──────── Records for processing

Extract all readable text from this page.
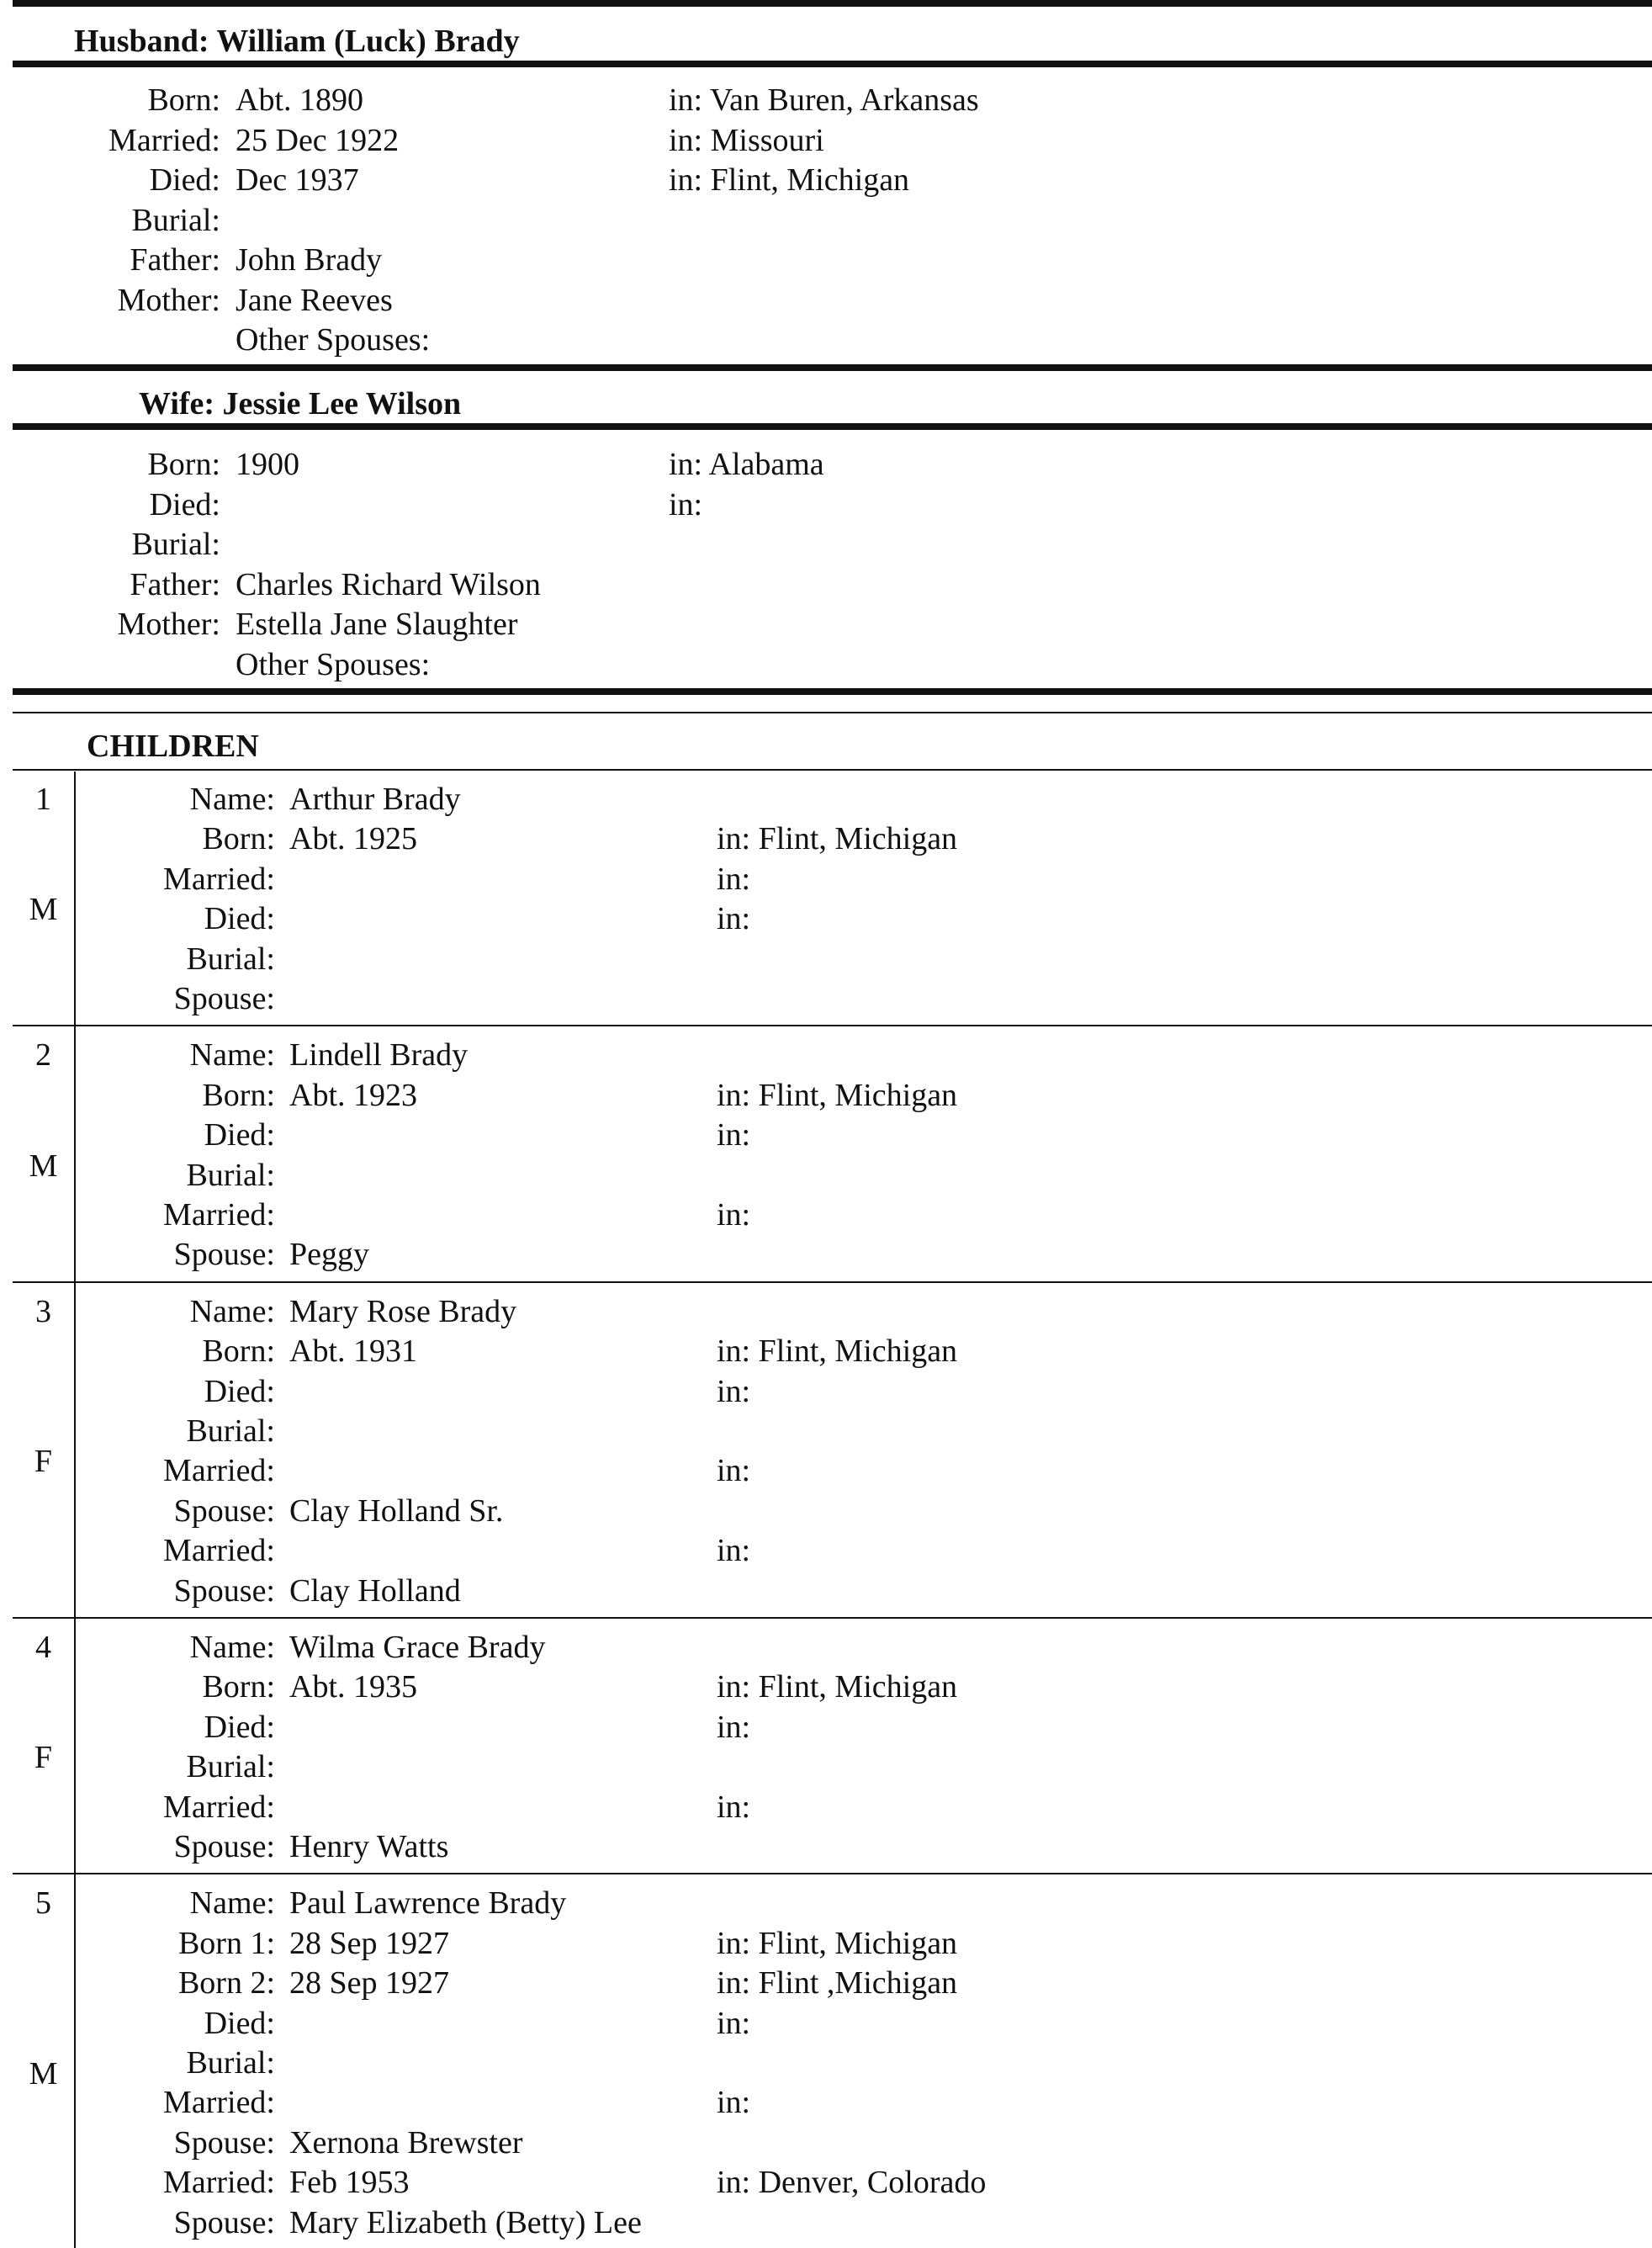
Husband: William (Luck) Brady
Born: Abt. 1890	in: Van Buren, Arkansas
Married: 25 Dec 1922	in: Missouri
Died: Dec 1937	in: Flint, Michigan
Burial:
Father: John Brady
Mother: Jane Reeves
Other Spouses:
Wife: Jessie Lee Wilson
Born: 1900	in: Alabama
Died:	in:
Burial:
Father: Charles Richard Wilson
Mother: Estella Jane Slaughter
Other Spouses:
CHILDREN
1
M
Name: Arthur Brady
Born: Abt. 1925	in: Flint, Michigan
Married:	in:
Died:	in:
Burial:
Spouse:
2
M
Name: Lindell Brady
Born: Abt. 1923	in: Flint, Michigan
Died:	in:
Burial:
Married:	in:
Spouse: Peggy
3
F
Name: Mary Rose Brady
Born: Abt. 1931	in: Flint, Michigan
Died:	in:
Burial:
Married:	in:
Spouse: Clay Holland Sr.
Married:	in:
Spouse: Clay Holland
4
F
Name: Wilma Grace Brady
Born: Abt. 1935	in: Flint, Michigan
Died:	in:
Burial:
Married:	in:
Spouse: Henry Watts
5
M
Name: Paul Lawrence Brady
Born 1: 28 Sep 1927	in: Flint, Michigan
Born 2: 28 Sep 1927	in: Flint ,Michigan
Died:	in:
Burial:
Married:	in:
Spouse: Xernona Brewster
Married: Feb 1953	in: Denver, Colorado
Spouse: Mary Elizabeth (Betty) Lee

────────────────

*Stated goal*
Repeat the data above exactly, but not the pictures.

*Written answer*
Extract all readable text from this page.
Husband: William (Luck) Brady
Born: Abt. 1890	in: Van Buren, Arkansas
Married: 25 Dec 1922	in: Missouri
Died: Dec 1937	in: Flint, Michigan
Burial:
Father: John Brady
Mother: Jane Reeves
Other Spouses:
Wife: Jessie Lee Wilson
Born: 1900	in: Alabama
Died:	in:
Burial:
Father: Charles Richard Wilson
Mother: Estella Jane Slaughter
Other Spouses:
CHILDREN
1
M
Name: Arthur Brady
Born: Abt. 1925	in: Flint, Michigan
Married:	in:
Died:	in:
Burial:
Spouse:
2
M
Name: Lindell Brady
Born: Abt. 1923	in: Flint, Michigan
Died:	in:
Burial:
Married:	in:
Spouse: Peggy
3
F
Name: Mary Rose Brady
Born: Abt. 1931	in: Flint, Michigan
Died:	in:
Burial:
Married:	in:
Spouse: Clay Holland Sr.
Married:	in:
Spouse: Clay Holland
4
F
Name: Wilma Grace Brady
Born: Abt. 1935	in: Flint, Michigan
Died:	in:
Burial:
Married:	in:
Spouse: Henry Watts
5
M
Name: Paul Lawrence Brady
Born 1: 28 Sep 1927	in: Flint, Michigan
Born 2: 28 Sep 1927	in: Flint ,Michigan
Died:	in:
Burial:
Married:	in:
Spouse: Xernona Brewster
Married: Feb 1953	in: Denver, Colorado
Spouse: Mary Elizabeth (Betty) Lee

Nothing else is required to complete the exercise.